DATA SECTION -
***

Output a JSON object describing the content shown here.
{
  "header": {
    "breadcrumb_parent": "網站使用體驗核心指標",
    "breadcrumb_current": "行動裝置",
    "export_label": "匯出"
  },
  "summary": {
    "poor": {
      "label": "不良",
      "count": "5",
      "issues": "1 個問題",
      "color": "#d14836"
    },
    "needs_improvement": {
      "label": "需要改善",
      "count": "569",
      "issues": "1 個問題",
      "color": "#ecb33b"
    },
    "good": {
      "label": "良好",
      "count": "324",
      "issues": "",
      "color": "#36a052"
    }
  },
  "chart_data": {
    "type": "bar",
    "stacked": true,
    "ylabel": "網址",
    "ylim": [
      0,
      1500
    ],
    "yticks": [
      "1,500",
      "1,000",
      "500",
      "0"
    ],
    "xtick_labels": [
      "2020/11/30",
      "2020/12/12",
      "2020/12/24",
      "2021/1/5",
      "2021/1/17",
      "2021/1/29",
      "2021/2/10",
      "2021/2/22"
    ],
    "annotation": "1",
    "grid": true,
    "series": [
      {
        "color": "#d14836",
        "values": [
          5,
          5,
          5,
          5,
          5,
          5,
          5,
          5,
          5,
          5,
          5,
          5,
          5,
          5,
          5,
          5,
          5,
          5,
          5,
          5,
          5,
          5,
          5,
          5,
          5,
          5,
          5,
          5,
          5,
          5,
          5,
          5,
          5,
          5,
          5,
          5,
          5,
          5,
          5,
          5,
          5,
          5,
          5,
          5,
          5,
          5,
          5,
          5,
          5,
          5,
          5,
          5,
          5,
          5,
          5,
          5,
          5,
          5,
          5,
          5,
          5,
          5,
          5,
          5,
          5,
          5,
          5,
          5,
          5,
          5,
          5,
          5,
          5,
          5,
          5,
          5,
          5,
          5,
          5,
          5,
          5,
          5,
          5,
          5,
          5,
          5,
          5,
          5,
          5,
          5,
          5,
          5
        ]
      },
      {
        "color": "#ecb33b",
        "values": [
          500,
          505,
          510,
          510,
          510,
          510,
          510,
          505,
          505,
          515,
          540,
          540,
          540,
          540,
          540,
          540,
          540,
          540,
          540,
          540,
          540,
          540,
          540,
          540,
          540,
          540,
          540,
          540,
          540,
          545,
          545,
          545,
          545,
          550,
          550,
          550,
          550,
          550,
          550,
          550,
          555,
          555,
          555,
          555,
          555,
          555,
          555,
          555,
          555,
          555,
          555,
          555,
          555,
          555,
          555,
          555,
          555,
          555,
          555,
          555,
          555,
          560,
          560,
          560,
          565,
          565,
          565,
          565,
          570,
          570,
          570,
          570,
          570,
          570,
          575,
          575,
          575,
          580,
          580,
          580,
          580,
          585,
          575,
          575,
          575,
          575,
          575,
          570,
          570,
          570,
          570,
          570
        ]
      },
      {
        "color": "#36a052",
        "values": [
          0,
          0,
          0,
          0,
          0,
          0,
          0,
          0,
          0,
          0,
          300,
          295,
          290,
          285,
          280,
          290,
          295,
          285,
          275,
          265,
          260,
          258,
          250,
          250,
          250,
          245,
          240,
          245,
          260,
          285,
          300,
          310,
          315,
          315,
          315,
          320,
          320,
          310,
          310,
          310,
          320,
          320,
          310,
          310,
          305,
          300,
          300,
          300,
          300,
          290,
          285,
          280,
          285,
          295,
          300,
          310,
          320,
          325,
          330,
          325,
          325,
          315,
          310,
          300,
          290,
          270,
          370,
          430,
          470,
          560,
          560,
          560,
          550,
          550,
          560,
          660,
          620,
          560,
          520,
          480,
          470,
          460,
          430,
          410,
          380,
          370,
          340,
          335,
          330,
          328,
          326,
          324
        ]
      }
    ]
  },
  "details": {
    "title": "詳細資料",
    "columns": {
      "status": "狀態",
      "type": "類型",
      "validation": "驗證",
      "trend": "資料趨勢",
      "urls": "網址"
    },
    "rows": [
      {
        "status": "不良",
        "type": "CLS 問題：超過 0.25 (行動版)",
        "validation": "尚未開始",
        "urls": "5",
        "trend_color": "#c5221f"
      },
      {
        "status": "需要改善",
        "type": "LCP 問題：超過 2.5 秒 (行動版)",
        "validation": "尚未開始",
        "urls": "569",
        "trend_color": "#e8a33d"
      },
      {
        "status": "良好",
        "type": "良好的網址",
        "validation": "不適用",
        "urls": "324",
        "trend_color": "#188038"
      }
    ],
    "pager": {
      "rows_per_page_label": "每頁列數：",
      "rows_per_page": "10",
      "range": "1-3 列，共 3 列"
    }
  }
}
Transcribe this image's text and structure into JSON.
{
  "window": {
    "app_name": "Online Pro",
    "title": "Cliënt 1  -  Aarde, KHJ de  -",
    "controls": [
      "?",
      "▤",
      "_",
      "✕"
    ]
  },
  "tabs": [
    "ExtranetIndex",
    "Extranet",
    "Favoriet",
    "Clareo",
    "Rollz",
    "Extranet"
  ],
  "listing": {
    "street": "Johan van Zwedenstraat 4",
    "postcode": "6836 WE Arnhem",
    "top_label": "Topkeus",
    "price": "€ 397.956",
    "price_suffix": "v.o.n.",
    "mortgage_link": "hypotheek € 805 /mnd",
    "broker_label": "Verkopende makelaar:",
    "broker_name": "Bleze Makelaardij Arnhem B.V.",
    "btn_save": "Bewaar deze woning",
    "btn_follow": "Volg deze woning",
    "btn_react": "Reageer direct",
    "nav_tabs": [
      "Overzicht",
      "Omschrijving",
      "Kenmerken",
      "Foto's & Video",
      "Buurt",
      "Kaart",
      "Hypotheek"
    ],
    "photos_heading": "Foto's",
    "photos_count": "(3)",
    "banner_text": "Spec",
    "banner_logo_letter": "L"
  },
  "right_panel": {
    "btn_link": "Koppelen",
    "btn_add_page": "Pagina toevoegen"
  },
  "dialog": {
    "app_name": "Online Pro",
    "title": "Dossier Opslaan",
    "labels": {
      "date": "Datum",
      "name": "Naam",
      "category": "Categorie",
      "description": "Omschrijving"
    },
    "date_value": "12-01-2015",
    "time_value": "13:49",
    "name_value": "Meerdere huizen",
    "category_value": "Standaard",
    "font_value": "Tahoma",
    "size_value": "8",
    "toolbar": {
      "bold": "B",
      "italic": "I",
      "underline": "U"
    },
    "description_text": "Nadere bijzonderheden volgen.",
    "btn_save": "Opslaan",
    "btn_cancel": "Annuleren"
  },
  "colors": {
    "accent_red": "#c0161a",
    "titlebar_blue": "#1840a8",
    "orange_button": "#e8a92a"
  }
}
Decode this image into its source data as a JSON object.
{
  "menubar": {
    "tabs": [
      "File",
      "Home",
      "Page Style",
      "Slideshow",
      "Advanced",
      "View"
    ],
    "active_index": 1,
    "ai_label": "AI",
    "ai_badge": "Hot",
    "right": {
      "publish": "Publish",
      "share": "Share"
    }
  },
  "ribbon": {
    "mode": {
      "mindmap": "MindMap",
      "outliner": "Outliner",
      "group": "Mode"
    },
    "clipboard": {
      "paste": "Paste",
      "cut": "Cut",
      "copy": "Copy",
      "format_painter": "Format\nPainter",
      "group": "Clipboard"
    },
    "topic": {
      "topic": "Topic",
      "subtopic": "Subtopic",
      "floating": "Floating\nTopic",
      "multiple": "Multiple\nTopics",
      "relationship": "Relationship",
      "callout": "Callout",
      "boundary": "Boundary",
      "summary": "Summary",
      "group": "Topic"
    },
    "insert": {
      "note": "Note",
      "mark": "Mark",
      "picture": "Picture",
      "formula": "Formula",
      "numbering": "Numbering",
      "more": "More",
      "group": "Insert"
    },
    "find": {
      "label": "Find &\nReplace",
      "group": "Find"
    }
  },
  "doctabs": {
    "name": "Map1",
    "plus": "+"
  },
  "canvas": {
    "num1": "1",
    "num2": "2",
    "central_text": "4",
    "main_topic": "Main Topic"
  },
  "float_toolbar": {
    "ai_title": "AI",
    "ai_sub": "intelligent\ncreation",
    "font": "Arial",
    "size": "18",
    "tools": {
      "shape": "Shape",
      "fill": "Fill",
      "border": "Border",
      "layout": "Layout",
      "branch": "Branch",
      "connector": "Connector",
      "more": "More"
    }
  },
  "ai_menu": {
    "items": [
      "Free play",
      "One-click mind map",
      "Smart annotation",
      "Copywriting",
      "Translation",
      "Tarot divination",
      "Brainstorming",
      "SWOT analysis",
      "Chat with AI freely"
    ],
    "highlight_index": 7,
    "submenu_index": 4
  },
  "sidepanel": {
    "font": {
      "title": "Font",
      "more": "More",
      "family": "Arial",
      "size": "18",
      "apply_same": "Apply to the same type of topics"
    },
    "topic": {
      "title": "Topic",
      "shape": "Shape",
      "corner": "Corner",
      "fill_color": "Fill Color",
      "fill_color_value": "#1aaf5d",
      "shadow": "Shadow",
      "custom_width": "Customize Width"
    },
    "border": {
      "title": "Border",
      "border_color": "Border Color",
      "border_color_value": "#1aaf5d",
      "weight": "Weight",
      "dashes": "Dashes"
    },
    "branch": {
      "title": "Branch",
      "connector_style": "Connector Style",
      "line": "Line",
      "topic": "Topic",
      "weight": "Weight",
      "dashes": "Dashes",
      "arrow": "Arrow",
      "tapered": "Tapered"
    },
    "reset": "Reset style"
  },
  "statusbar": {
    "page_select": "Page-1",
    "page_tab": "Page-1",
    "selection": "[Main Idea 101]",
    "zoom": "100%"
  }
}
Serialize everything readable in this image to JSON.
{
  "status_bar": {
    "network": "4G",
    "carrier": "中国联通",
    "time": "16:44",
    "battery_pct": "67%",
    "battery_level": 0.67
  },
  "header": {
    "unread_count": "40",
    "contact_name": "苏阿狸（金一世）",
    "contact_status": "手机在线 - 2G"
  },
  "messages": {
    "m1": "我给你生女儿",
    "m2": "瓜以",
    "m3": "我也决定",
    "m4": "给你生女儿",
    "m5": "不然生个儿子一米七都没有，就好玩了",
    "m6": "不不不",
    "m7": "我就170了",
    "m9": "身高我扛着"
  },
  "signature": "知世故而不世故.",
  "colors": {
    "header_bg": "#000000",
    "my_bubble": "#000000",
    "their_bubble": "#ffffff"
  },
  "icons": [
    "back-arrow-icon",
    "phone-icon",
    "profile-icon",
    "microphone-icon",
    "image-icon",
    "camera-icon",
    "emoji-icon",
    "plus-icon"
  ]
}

***

OBJECTIVE - Write the lines out exactly, from the one with "Serialize everything readable" down to the last line of the listing, and leave out all others.

OUTPUT -
Serialize everything readable in this image to JSON.
{
  "status_bar": {
    "network": "4G",
    "carrier": "中国联通",
    "time": "16:44",
    "battery_pct": "67%",
    "battery_level": 0.67
  },
  "header": {
    "unread_count": "40",
    "contact_name": "苏阿狸（金一世）",
    "contact_status": "手机在线 - 2G"
  },
  "messages": {
    "m1": "我给你生女儿",
    "m2": "瓜以",
    "m3": "我也决定",
    "m4": "给你生女儿",
    "m5": "不然生个儿子一米七都没有，就好玩了",
    "m6": "不不不",
    "m7": "我就170了",
    "m9": "身高我扛着"
  },
  "signature": "知世故而不世故.",
  "colors": {
    "header_bg": "#000000",
    "my_bubble": "#000000",
    "their_bubble": "#ffffff"
  },
  "icons": [
    "back-arrow-icon",
    "phone-icon",
    "profile-icon",
    "microphone-icon",
    "image-icon",
    "camera-icon",
    "emoji-icon",
    "plus-icon"
  ]
}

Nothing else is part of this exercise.